• EXERCISE OBJECTIVE
Your answer is a single number: how many lines hold the word "WEEK"?

• TASK DATA
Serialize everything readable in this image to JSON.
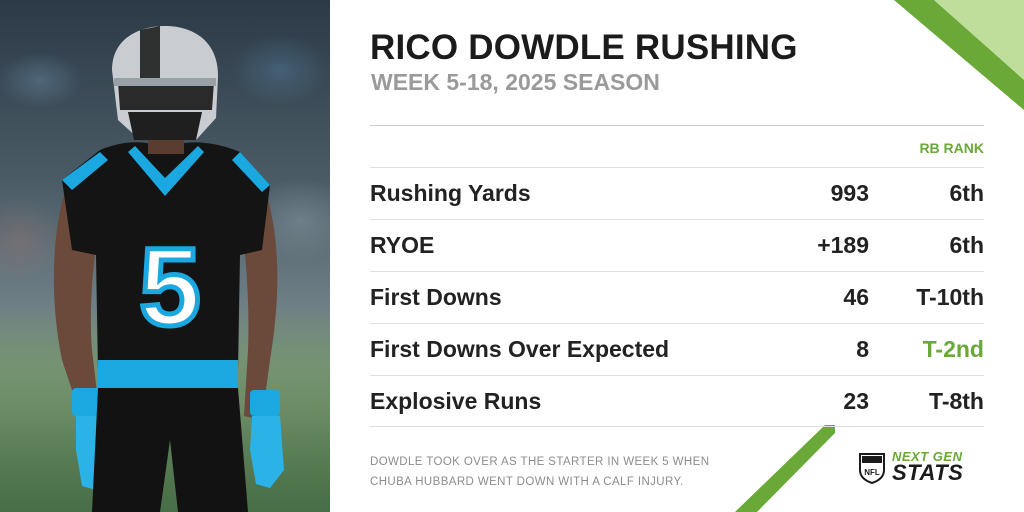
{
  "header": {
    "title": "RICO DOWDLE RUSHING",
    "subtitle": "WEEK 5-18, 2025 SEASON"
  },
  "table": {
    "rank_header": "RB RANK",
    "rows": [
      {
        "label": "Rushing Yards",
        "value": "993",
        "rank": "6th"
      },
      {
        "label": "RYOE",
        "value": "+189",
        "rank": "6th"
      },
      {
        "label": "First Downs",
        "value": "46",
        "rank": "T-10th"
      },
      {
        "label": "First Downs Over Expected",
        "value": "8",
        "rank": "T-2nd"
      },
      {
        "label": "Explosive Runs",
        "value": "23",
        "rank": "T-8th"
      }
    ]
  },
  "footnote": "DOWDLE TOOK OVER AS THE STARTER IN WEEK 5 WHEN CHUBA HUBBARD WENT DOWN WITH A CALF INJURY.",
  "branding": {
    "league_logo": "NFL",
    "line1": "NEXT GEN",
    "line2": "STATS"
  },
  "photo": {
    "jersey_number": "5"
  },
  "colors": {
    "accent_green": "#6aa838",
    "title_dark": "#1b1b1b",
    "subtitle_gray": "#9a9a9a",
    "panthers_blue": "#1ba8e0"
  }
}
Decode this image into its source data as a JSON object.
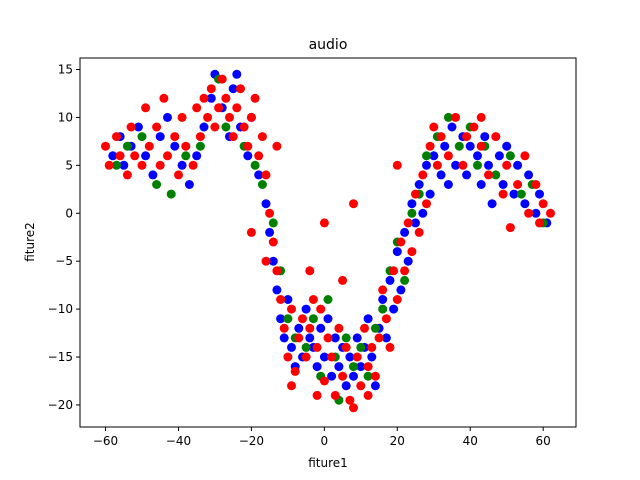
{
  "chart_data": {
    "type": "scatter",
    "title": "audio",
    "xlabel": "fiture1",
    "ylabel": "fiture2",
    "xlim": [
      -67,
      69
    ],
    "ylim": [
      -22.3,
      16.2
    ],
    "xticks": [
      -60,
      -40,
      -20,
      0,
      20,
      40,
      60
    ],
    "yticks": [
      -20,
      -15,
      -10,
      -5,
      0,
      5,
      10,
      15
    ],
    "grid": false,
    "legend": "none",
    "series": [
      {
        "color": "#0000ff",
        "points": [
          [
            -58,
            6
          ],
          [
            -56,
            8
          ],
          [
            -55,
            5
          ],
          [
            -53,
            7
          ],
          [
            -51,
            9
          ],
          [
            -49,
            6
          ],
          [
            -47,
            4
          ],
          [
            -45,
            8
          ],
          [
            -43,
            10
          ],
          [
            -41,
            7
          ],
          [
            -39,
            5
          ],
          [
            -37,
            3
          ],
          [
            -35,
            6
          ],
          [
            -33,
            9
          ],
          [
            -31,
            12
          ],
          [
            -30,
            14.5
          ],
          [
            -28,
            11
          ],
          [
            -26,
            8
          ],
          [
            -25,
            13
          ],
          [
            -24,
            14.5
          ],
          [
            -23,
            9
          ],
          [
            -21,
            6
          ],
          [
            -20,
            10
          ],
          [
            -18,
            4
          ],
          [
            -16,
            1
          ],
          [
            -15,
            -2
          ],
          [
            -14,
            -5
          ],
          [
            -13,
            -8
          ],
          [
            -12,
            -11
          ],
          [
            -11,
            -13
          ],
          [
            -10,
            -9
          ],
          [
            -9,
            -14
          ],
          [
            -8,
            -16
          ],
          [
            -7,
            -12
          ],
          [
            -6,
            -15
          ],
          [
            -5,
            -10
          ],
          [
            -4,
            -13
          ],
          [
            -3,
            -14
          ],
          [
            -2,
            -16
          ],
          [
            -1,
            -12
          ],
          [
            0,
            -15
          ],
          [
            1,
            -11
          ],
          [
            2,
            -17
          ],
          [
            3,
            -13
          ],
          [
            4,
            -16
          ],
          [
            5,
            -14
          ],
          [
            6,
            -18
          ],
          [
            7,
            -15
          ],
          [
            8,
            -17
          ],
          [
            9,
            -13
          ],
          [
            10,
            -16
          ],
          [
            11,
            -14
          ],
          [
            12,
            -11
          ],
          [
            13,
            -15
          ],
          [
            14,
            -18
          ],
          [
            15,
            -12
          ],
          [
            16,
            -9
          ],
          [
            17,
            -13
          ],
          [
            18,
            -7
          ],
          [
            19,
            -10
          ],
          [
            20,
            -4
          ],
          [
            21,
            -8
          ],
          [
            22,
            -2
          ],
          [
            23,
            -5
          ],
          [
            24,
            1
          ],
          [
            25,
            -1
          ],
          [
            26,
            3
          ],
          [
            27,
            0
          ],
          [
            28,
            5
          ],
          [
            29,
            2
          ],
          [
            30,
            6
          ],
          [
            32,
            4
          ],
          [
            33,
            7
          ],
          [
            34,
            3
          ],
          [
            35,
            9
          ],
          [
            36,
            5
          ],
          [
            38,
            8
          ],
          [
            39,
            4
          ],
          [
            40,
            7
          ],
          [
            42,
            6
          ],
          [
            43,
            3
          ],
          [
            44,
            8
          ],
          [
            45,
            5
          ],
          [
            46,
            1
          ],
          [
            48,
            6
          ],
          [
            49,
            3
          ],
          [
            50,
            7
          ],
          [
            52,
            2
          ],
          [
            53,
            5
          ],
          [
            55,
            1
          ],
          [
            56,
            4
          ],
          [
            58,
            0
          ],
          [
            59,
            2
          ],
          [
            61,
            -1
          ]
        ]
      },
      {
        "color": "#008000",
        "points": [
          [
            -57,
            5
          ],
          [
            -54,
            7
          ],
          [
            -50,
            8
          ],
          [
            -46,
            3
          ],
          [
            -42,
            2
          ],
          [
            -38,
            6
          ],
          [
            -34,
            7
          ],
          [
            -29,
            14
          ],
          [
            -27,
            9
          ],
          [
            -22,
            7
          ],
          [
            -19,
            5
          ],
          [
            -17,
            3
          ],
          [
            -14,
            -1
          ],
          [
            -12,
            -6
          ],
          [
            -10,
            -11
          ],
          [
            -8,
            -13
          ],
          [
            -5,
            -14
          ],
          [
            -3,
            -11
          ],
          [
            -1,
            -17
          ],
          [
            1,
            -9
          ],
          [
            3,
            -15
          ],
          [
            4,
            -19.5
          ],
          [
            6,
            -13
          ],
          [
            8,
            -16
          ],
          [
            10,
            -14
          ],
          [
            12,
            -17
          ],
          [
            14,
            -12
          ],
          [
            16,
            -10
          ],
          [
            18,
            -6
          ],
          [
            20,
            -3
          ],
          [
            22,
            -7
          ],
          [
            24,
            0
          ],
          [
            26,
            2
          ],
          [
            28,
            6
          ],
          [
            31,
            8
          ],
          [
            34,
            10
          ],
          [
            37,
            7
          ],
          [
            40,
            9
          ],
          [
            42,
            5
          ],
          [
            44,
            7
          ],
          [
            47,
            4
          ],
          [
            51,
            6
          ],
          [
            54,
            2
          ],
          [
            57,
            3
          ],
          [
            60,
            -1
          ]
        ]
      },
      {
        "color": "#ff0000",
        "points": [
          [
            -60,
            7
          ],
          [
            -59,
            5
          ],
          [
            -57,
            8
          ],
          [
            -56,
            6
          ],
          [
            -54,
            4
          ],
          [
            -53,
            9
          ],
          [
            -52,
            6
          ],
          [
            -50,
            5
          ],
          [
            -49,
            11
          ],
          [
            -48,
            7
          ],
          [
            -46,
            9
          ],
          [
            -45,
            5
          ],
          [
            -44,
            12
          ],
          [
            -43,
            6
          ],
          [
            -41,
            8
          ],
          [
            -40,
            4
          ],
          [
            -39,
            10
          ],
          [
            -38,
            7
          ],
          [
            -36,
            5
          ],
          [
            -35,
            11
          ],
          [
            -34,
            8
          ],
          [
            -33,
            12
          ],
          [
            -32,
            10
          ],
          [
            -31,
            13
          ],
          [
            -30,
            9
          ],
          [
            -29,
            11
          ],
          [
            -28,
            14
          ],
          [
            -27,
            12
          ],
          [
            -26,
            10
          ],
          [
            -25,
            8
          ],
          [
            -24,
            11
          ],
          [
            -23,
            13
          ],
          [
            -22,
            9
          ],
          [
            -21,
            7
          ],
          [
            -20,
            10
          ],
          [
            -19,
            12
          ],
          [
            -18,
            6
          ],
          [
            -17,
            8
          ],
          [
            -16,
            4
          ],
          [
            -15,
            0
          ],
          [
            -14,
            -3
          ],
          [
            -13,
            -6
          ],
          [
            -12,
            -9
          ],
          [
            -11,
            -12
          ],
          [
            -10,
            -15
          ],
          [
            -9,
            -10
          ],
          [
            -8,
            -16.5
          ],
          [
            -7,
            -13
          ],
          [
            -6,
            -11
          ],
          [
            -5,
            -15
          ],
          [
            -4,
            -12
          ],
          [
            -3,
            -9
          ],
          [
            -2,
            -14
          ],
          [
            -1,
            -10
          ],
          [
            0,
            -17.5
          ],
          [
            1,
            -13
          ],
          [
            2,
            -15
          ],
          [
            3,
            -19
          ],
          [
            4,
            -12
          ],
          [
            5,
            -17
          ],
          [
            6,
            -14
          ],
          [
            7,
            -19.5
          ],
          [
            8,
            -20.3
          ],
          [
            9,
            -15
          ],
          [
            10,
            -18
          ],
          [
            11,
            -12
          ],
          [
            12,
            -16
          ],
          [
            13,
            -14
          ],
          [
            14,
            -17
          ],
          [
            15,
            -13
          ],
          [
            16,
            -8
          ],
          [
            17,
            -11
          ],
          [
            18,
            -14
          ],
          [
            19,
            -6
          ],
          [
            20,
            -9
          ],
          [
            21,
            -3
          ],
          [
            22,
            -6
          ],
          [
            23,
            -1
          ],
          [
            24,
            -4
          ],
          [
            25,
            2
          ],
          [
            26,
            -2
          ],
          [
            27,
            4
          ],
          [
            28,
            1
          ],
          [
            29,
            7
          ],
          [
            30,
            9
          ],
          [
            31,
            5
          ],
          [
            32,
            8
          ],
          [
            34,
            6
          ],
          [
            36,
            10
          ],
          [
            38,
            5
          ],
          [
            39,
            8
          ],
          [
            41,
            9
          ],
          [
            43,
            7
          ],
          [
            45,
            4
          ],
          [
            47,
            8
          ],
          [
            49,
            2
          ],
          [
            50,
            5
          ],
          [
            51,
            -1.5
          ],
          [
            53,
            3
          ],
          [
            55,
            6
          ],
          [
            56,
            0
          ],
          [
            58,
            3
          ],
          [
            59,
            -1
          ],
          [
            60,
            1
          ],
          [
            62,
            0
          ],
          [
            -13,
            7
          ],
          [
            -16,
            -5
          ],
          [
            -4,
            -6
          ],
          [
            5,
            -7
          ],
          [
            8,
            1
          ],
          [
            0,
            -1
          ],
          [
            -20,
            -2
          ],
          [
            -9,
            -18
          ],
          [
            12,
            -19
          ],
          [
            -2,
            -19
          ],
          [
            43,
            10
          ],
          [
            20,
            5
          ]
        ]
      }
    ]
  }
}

• WRITTEN RESPONSE
2